▸ **Aim**
How many lines in the records below hold the string "Religion"? Answer with the number alone.

------------

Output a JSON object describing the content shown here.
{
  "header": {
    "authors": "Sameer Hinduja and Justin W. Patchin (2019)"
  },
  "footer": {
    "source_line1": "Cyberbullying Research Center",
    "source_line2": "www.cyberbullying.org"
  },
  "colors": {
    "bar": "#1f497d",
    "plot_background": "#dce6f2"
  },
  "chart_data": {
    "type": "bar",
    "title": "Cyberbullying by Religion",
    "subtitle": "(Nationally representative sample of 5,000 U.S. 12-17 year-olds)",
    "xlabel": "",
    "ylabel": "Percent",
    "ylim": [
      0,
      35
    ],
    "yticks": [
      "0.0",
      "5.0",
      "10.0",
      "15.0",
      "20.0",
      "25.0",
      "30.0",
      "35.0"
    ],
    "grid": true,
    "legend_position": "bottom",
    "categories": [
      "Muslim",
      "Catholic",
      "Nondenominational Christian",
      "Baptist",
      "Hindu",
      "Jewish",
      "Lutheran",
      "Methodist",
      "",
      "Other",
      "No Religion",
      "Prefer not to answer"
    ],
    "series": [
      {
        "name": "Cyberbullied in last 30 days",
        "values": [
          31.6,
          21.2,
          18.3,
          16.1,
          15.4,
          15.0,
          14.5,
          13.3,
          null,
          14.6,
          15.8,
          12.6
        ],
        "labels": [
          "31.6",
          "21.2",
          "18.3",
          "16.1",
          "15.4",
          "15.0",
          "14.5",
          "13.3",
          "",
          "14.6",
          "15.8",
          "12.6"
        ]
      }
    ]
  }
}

------------

▸ **Result of this task**
2